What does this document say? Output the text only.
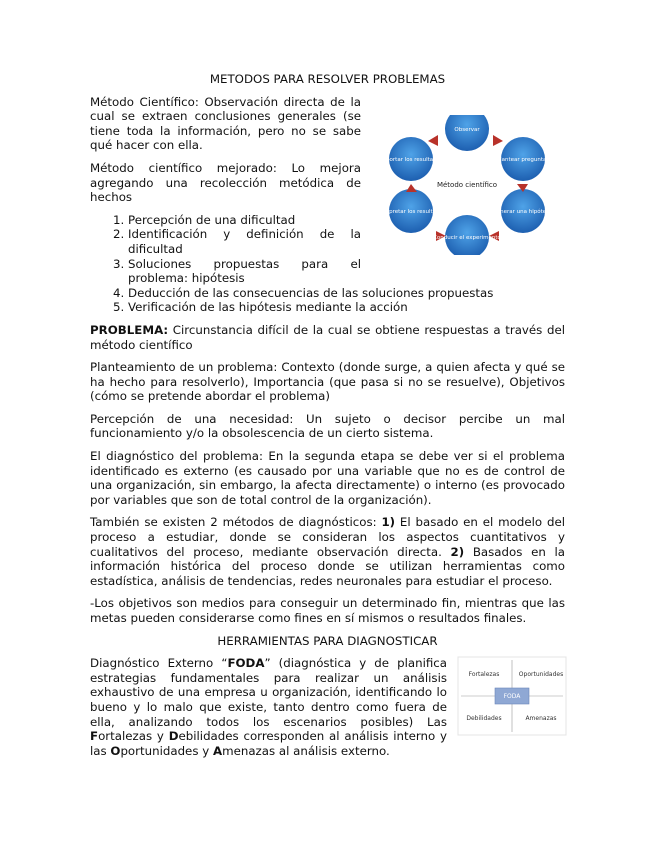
METODOS PARA RESOLVER PROBLEMAS
Observar
Plantear preguntas
Generar una hipótesis
Conducir el experimento
Interpretar los resultados
Reportar los resultados
Método científico

Método Científico: Observación directa de la cual se extraen conclusiones generales (se tiene toda la información, pero no se sabe qué hacer con ella.

Método científico mejorado: Lo mejora agregando una recolección metódica de hechos

1. Percepción de una dificultad
2. Identificación y definición de la dificultad
3. Soluciones propuestas para el problema: hipótesis
4. Deducción de las consecuencias de las soluciones propuestas
5. Verificación de las hipótesis mediante la acción

PROBLEMA: Circunstancia difícil de la cual se obtiene respuestas a través del método científico

Planteamiento de un problema: Contexto (donde surge, a quien afecta y qué se ha hecho para resolverlo), Importancia (que pasa si no se resuelve), Objetivos (cómo se pretende abordar el problema)

Percepción de una necesidad: Un sujeto o decisor percibe un mal funcionamiento y/o la obsolescencia de un cierto sistema.

El diagnóstico del problema: En la segunda etapa se debe ver si el problema identificado es externo (es causado por una variable que no es de control de una organización, sin embargo, la afecta directamente) o interno (es provocado por variables que son de total control de la organización).

También se existen 2 métodos de diagnósticos: 1) El basado en el modelo del proceso a estudiar, donde se consideran los aspectos cuantitativos y cualitativos del proceso, mediante observación directa. 2) Basados en la información histórica del proceso donde se utilizan herramientas como estadística, análisis de tendencias, redes neuronales para estudiar el proceso.

-Los objetivos son medios para conseguir un determinado fin, mientras que las metas pueden considerarse como fines en sí mismos o resultados finales.

HERRAMIENTAS PARA DIAGNOSTICAR
Fortalezas	Oportunidades
FODA
Debilidades	Amenazas

Diagnóstico Externo “FODA” (diagnóstica y de planifica estrategias fundamentales para realizar un análisis exhaustivo de una empresa u organización, identificando lo bueno y lo malo que existe, tanto dentro como fuera de ella, analizando todos los escenarios posibles) Las Fortalezas y Debilidades corresponden al análisis interno y las Oportunidades y Amenazas al análisis externo.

==*==

-- SHORT PROBLEM --
Locate the word "interno" in the records and collect each line it appears in.

-- SOLUTION TO THIS PROBLEM --
El diagnóstico del problema: En la segunda etapa se debe ver si el problema identificado es externo (es causado por una variable que no es de control de una organización, sin embargo, la afecta directamente) o interno (es provocado por variables que son de total control de la organización).
Diagnóstico Externo “FODA” (diagnóstica y de planifica estrategias fundamentales para realizar un análisis exhaustivo de una empresa u organización, identificando lo bueno y lo malo que existe, tanto dentro como fuera de ella, analizando todos los escenarios posibles) Las Fortalezas y Debilidades corresponden al análisis interno y las Oportunidades y Amenazas al análisis externo.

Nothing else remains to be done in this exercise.